Directive:
It is required that all of the data be written out exactly.

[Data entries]
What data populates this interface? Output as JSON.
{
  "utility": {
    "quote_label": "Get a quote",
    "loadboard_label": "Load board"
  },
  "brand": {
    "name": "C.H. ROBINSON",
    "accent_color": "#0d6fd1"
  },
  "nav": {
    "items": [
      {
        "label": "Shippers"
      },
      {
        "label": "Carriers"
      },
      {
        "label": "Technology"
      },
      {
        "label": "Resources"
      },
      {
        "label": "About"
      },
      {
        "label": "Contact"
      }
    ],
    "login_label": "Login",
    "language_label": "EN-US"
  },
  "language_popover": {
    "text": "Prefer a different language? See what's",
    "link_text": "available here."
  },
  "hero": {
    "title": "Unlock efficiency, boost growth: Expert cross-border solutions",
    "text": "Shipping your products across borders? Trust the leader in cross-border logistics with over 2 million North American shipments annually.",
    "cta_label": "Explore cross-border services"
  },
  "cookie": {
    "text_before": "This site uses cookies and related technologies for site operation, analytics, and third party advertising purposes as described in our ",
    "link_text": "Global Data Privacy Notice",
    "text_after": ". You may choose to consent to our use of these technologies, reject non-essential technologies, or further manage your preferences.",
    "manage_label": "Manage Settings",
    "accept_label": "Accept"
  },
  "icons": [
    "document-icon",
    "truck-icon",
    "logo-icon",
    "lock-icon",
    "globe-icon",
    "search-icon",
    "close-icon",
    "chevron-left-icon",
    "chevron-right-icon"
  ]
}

Written reply:
What data populates this interface? Output as JSON.
{
  "utility": {
    "quote_label": "Get a quote",
    "loadboard_label": "Load board"
  },
  "brand": {
    "name": "C.H. ROBINSON",
    "accent_color": "#0d6fd1"
  },
  "nav": {
    "items": [
      {
        "label": "Shippers"
      },
      {
        "label": "Carriers"
      },
      {
        "label": "Technology"
      },
      {
        "label": "Resources"
      },
      {
        "label": "About"
      },
      {
        "label": "Contact"
      }
    ],
    "login_label": "Login",
    "language_label": "EN-US"
  },
  "language_popover": {
    "text": "Prefer a different language? See what's",
    "link_text": "available here."
  },
  "hero": {
    "title": "Unlock efficiency, boost growth: Expert cross-border solutions",
    "text": "Shipping your products across borders? Trust the leader in cross-border logistics with over 2 million North American shipments annually.",
    "cta_label": "Explore cross-border services"
  },
  "cookie": {
    "text_before": "This site uses cookies and related technologies for site operation, analytics, and third party advertising purposes as described in our ",
    "link_text": "Global Data Privacy Notice",
    "text_after": ". You may choose to consent to our use of these technologies, reject non-essential technologies, or further manage your preferences.",
    "manage_label": "Manage Settings",
    "accept_label": "Accept"
  },
  "icons": [
    "document-icon",
    "truck-icon",
    "logo-icon",
    "lock-icon",
    "globe-icon",
    "search-icon",
    "close-icon",
    "chevron-left-icon",
    "chevron-right-icon"
  ]
}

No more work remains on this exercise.